* [Problem to work on]: Quote the data below in full, minus the images.
════════════════
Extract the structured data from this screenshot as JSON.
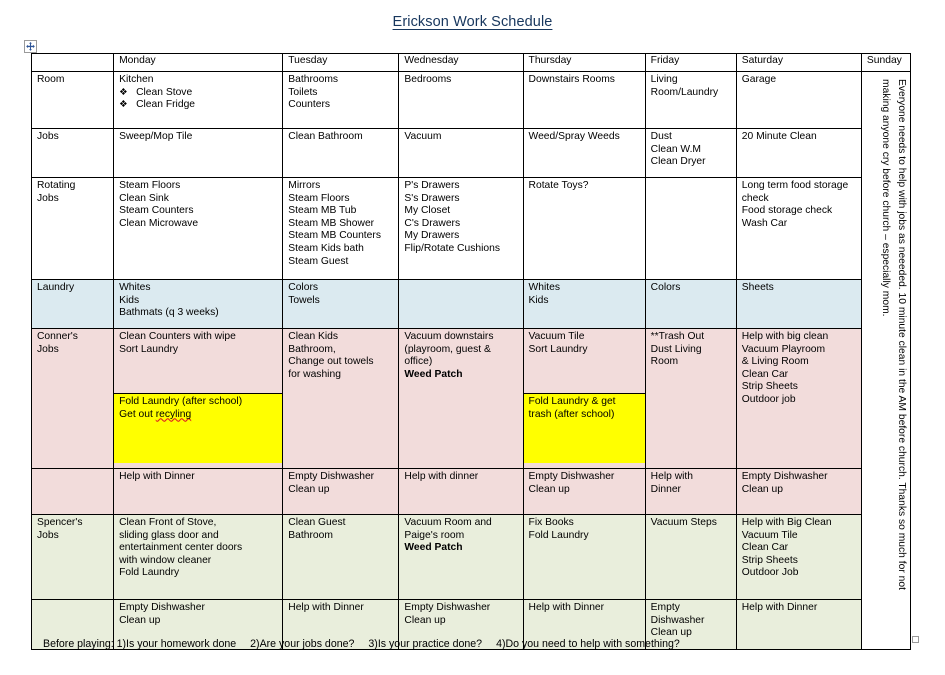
{
  "document": {
    "title": "Erickson Work Schedule",
    "move_handle_icon": "move-four-arrows-icon",
    "resize_handle_icon": "resize-handle-icon",
    "footer": {
      "intro": "Before playing: 1)Is your homework done",
      "q2": "2)Are your jobs done?",
      "q3": "3)Is your practice done?",
      "q4": "4)Do you need to help with something?"
    }
  },
  "colors": {
    "title": "#17365d",
    "laundry_row": "#dbeaf0",
    "conner_row": "#f2dcdb",
    "spencer_row": "#e9eedc",
    "highlight": "#ffff00",
    "border": "#000000"
  },
  "table": {
    "columns": [
      "",
      "Monday",
      "Tuesday",
      "Wednesday",
      "Thursday",
      "Friday",
      "Saturday",
      "Sunday"
    ],
    "rows": [
      {
        "label": "Room",
        "band": "white",
        "monday": [
          "Kitchen",
          "Clean Stove",
          "Clean Fridge"
        ],
        "tuesday": [
          "Bathrooms",
          "Toilets",
          "Counters"
        ],
        "wednesday": [
          "Bedrooms"
        ],
        "thursday": [
          "Downstairs Rooms"
        ],
        "friday": [
          "Living",
          "Room/Laundry"
        ],
        "saturday": [
          "Garage"
        ]
      },
      {
        "label": "Jobs",
        "band": "white",
        "monday": [
          "Sweep/Mop Tile"
        ],
        "tuesday": [
          "Clean Bathroom"
        ],
        "wednesday": [
          "Vacuum"
        ],
        "thursday": [
          "Weed/Spray Weeds"
        ],
        "friday": [
          "Dust",
          "Clean W.M",
          "Clean Dryer"
        ],
        "saturday": [
          "20 Minute Clean"
        ]
      },
      {
        "label": "Rotating Jobs",
        "band": "white",
        "monday": [
          "Steam Floors",
          "Clean Sink",
          "Steam Counters",
          "Clean Microwave"
        ],
        "tuesday": [
          "Mirrors",
          "Steam Floors",
          "Steam MB Tub",
          "Steam MB Shower",
          "Steam MB Counters",
          "Steam Kids bath",
          "Steam Guest"
        ],
        "wednesday": [
          "P's Drawers",
          "S's Drawers",
          "My Closet",
          "C's Drawers",
          "My Drawers",
          "Flip/Rotate Cushions"
        ],
        "thursday": [
          "Rotate Toys?"
        ],
        "friday": [],
        "saturday": [
          "Long term food storage check",
          "Food storage check",
          "Wash Car"
        ]
      },
      {
        "label": "Laundry",
        "band": "blue",
        "monday": [
          "Whites",
          "Kids",
          "Bathmats (q 3 weeks)"
        ],
        "tuesday": [
          "Colors",
          "Towels"
        ],
        "wednesday": [],
        "thursday": [
          "Whites",
          "Kids"
        ],
        "friday": [
          "Colors"
        ],
        "saturday": [
          "Sheets"
        ]
      },
      {
        "label": "Conner's Jobs",
        "band": "pink",
        "monday": [
          "Clean Counters with wipe",
          "Sort Laundry"
        ],
        "monday_highlight": [
          "Fold Laundry (after school)",
          "Get out recyling"
        ],
        "tuesday": [
          "Clean Kids",
          "Bathroom,",
          "Change out towels",
          "for washing"
        ],
        "wednesday": [
          "Vacuum downstairs",
          "(playroom, guest & office)",
          "Weed Patch"
        ],
        "thursday": [
          "Vacuum Tile",
          "Sort Laundry"
        ],
        "thursday_highlight": [
          "Fold Laundry & get trash (after school)"
        ],
        "friday": [
          "**Trash Out",
          "Dust Living",
          "Room"
        ],
        "saturday": [
          "Help with big clean",
          "Vacuum Playroom",
          "& Living Room",
          "Clean Car",
          "Strip Sheets",
          "Outdoor job"
        ]
      },
      {
        "label": "",
        "band": "pink",
        "monday": [
          "Help with Dinner"
        ],
        "tuesday": [
          "Empty Dishwasher",
          "Clean up"
        ],
        "wednesday": [
          "Help with dinner"
        ],
        "thursday": [
          "Empty Dishwasher",
          "Clean up"
        ],
        "friday": [
          "Help with",
          "Dinner"
        ],
        "saturday": [
          "Empty Dishwasher",
          "Clean up"
        ]
      },
      {
        "label": "Spencer's Jobs",
        "band": "green",
        "monday": [
          "Clean Front of Stove,",
          "sliding glass door and",
          "entertainment center doors",
          "with window cleaner",
          "Fold Laundry"
        ],
        "tuesday": [
          "Clean Guest",
          "Bathroom"
        ],
        "wednesday": [
          "Vacuum Room and",
          "Paige's room",
          "Weed Patch"
        ],
        "thursday": [
          "Fix Books",
          "Fold Laundry"
        ],
        "friday": [
          "Vacuum Steps"
        ],
        "saturday": [
          "Help with Big Clean",
          "Vacuum Tile",
          "Clean Car",
          "Strip Sheets",
          "Outdoor Job"
        ]
      },
      {
        "label": "",
        "band": "green",
        "monday": [
          "Empty Dishwasher",
          "Clean up"
        ],
        "tuesday": [
          "Help with Dinner"
        ],
        "wednesday": [
          "Empty Dishwasher",
          "Clean up"
        ],
        "thursday": [
          "Help with Dinner"
        ],
        "friday": [
          "Empty",
          "Dishwasher",
          "Clean up"
        ],
        "saturday": [
          "Help with Dinner"
        ]
      }
    ],
    "sunday_note": "Everyone needs to help with jobs as neeeded. 10 minute clean in the AM before church.  Thanks so much for not making anyone cry before church – especially mom."
  }
}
════════════════
* [Result]:
Extract the structured data from this screenshot as JSON.
{
  "document": {
    "title": "Erickson Work Schedule",
    "move_handle_icon": "move-four-arrows-icon",
    "resize_handle_icon": "resize-handle-icon",
    "footer": {
      "intro": "Before playing: 1)Is your homework done",
      "q2": "2)Are your jobs done?",
      "q3": "3)Is your practice done?",
      "q4": "4)Do you need to help with something?"
    }
  },
  "colors": {
    "title": "#17365d",
    "laundry_row": "#dbeaf0",
    "conner_row": "#f2dcdb",
    "spencer_row": "#e9eedc",
    "highlight": "#ffff00",
    "border": "#000000"
  },
  "table": {
    "columns": [
      "",
      "Monday",
      "Tuesday",
      "Wednesday",
      "Thursday",
      "Friday",
      "Saturday",
      "Sunday"
    ],
    "rows": [
      {
        "label": "Room",
        "band": "white",
        "monday": [
          "Kitchen",
          "Clean Stove",
          "Clean Fridge"
        ],
        "tuesday": [
          "Bathrooms",
          "Toilets",
          "Counters"
        ],
        "wednesday": [
          "Bedrooms"
        ],
        "thursday": [
          "Downstairs Rooms"
        ],
        "friday": [
          "Living",
          "Room/Laundry"
        ],
        "saturday": [
          "Garage"
        ]
      },
      {
        "label": "Jobs",
        "band": "white",
        "monday": [
          "Sweep/Mop Tile"
        ],
        "tuesday": [
          "Clean Bathroom"
        ],
        "wednesday": [
          "Vacuum"
        ],
        "thursday": [
          "Weed/Spray Weeds"
        ],
        "friday": [
          "Dust",
          "Clean W.M",
          "Clean Dryer"
        ],
        "saturday": [
          "20 Minute Clean"
        ]
      },
      {
        "label": "Rotating Jobs",
        "band": "white",
        "monday": [
          "Steam Floors",
          "Clean Sink",
          "Steam Counters",
          "Clean Microwave"
        ],
        "tuesday": [
          "Mirrors",
          "Steam Floors",
          "Steam MB Tub",
          "Steam MB Shower",
          "Steam MB Counters",
          "Steam Kids bath",
          "Steam Guest"
        ],
        "wednesday": [
          "P's Drawers",
          "S's Drawers",
          "My Closet",
          "C's Drawers",
          "My Drawers",
          "Flip/Rotate Cushions"
        ],
        "thursday": [
          "Rotate Toys?"
        ],
        "friday": [],
        "saturday": [
          "Long term food storage check",
          "Food storage check",
          "Wash Car"
        ]
      },
      {
        "label": "Laundry",
        "band": "blue",
        "monday": [
          "Whites",
          "Kids",
          "Bathmats (q 3 weeks)"
        ],
        "tuesday": [
          "Colors",
          "Towels"
        ],
        "wednesday": [],
        "thursday": [
          "Whites",
          "Kids"
        ],
        "friday": [
          "Colors"
        ],
        "saturday": [
          "Sheets"
        ]
      },
      {
        "label": "Conner's Jobs",
        "band": "pink",
        "monday": [
          "Clean Counters with wipe",
          "Sort Laundry"
        ],
        "monday_highlight": [
          "Fold Laundry (after school)",
          "Get out recyling"
        ],
        "tuesday": [
          "Clean Kids",
          "Bathroom,",
          "Change out towels",
          "for washing"
        ],
        "wednesday": [
          "Vacuum downstairs",
          "(playroom, guest & office)",
          "Weed Patch"
        ],
        "thursday": [
          "Vacuum Tile",
          "Sort Laundry"
        ],
        "thursday_highlight": [
          "Fold Laundry & get trash (after school)"
        ],
        "friday": [
          "**Trash Out",
          "Dust Living",
          "Room"
        ],
        "saturday": [
          "Help with big clean",
          "Vacuum Playroom",
          "& Living Room",
          "Clean Car",
          "Strip Sheets",
          "Outdoor job"
        ]
      },
      {
        "label": "",
        "band": "pink",
        "monday": [
          "Help with Dinner"
        ],
        "tuesday": [
          "Empty Dishwasher",
          "Clean up"
        ],
        "wednesday": [
          "Help with dinner"
        ],
        "thursday": [
          "Empty Dishwasher",
          "Clean up"
        ],
        "friday": [
          "Help with",
          "Dinner"
        ],
        "saturday": [
          "Empty Dishwasher",
          "Clean up"
        ]
      },
      {
        "label": "Spencer's Jobs",
        "band": "green",
        "monday": [
          "Clean Front of Stove,",
          "sliding glass door and",
          "entertainment center doors",
          "with window cleaner",
          "Fold Laundry"
        ],
        "tuesday": [
          "Clean Guest",
          "Bathroom"
        ],
        "wednesday": [
          "Vacuum Room and",
          "Paige's room",
          "Weed Patch"
        ],
        "thursday": [
          "Fix Books",
          "Fold Laundry"
        ],
        "friday": [
          "Vacuum Steps"
        ],
        "saturday": [
          "Help with Big Clean",
          "Vacuum Tile",
          "Clean Car",
          "Strip Sheets",
          "Outdoor Job"
        ]
      },
      {
        "label": "",
        "band": "green",
        "monday": [
          "Empty Dishwasher",
          "Clean up"
        ],
        "tuesday": [
          "Help with Dinner"
        ],
        "wednesday": [
          "Empty Dishwasher",
          "Clean up"
        ],
        "thursday": [
          "Help with Dinner"
        ],
        "friday": [
          "Empty",
          "Dishwasher",
          "Clean up"
        ],
        "saturday": [
          "Help with Dinner"
        ]
      }
    ],
    "sunday_note": "Everyone needs to help with jobs as neeeded. 10 minute clean in the AM before church.  Thanks so much for not making anyone cry before church – especially mom."
  }
}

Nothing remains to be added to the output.